## Your instructions
Each line of the records below needs repeating exactly. Skip the pictures.
******************************
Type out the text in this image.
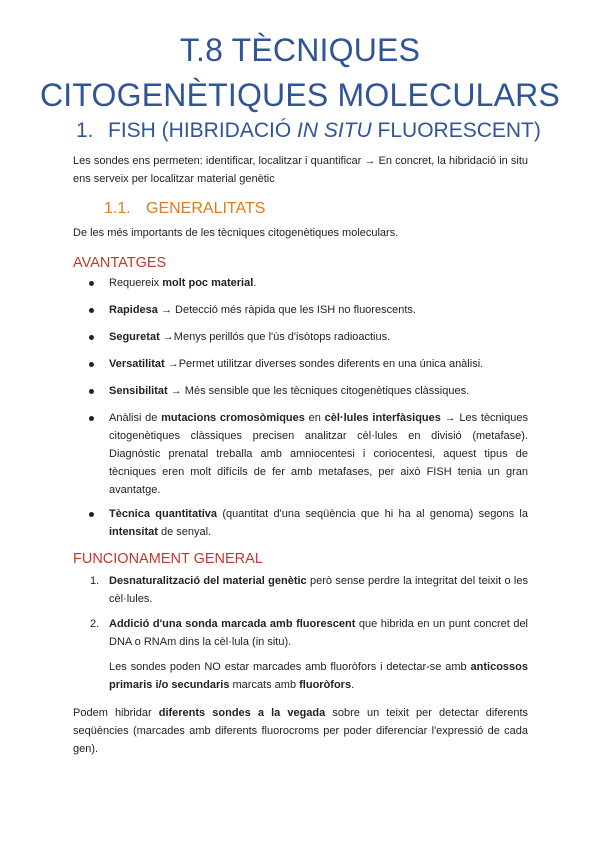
T.8 TÈCNIQUES
CITOGENÈTIQUES MOLECULARS
1. FISH (HIBRIDACIÓ IN SITU FLUORESCENT)
Les sondes ens permeten: identificar, localitzar i quantificar → En concret, la hibridació in situ ens serveix per localitzar material genètic
1.1. GENERALITATS
De les més importants de les tècniques citogenètiques moleculars.
AVANTATGES
Requereix molt poc material.
Rapidesa → Detecció més ràpida que les ISH no fluorescents.
Seguretat →Menys perillós que l'ús d'isòtops radioactius.
Versatilitat →Permet utilitzar diverses sondes diferents en una única anàlisi.
Sensibilitat → Més sensible que les tècniques citogenètiques clàssiques.
Anàlisi de mutacions cromosòmiques en cèl·lules interfàsiques → Les tècniques citogenètiques clàssiques precisen analitzar cèl·lules en divisió (metafase). Diagnòstic prenatal treballa amb amniocentesi i coriocentesi, aquest tipus de tècniques eren molt difícils de fer amb metafases, per això FISH tenia un gran avantatge.
Tècnica quantitativa (quantitat d'una seqüència que hi ha al genoma) segons la intensitat de senyal.
FUNCIONAMENT GENERAL
1. Desnaturalització del material genètic però sense perdre la integritat del teixit o les cèl·lules.
2. Addició d'una sonda marcada amb fluorescent que hibrida en un punt concret del DNA o RNAm dins la cèl·lula (in situ).
Les sondes poden NO estar marcades amb fluoròfors i detectar-se amb anticossos primaris i/o secundaris marcats amb fluoròfors.
Podem hibridar diferents sondes a la vegada sobre un teixit per detectar diferents seqüències (marcades amb diferents fluorocroms per poder diferenciar l'expressió de cada gen).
******************************
## Written answer
Type out the text in this image.
T.8 TÈCNIQUES
CITOGENÈTIQUES MOLECULARS
1. FISH (HIBRIDACIÓ IN SITU FLUORESCENT)
Les sondes ens permeten: identificar, localitzar i quantificar → En concret, la hibridació in situ ens serveix per localitzar material genètic
1.1. GENERALITATS
De les més importants de les tècniques citogenètiques moleculars.
AVANTATGES
Requereix molt poc material.
Rapidesa → Detecció més ràpida que les ISH no fluorescents.
Seguretat →Menys perillós que l'ús d'isòtops radioactius.
Versatilitat →Permet utilitzar diverses sondes diferents en una única anàlisi.
Sensibilitat → Més sensible que les tècniques citogenètiques clàssiques.
Anàlisi de mutacions cromosòmiques en cèl·lules interfàsiques → Les tècniques citogenètiques clàssiques precisen analitzar cèl·lules en divisió (metafase). Diagnòstic prenatal treballa amb amniocentesi i coriocentesi, aquest tipus de tècniques eren molt difícils de fer amb metafases, per això FISH tenia un gran avantatge.
Tècnica quantitativa (quantitat d'una seqüència que hi ha al genoma) segons la intensitat de senyal.
FUNCIONAMENT GENERAL
1. Desnaturalització del material genètic però sense perdre la integritat del teixit o les cèl·lules.
2. Addició d'una sonda marcada amb fluorescent que hibrida en un punt concret del DNA o RNAm dins la cèl·lula (in situ).
Les sondes poden NO estar marcades amb fluoròfors i detectar-se amb anticossos primaris i/o secundaris marcats amb fluoròfors.
Podem hibridar diferents sondes a la vegada sobre un teixit per detectar diferents seqüències (marcades amb diferents fluorocroms per poder diferenciar l'expressió de cada gen).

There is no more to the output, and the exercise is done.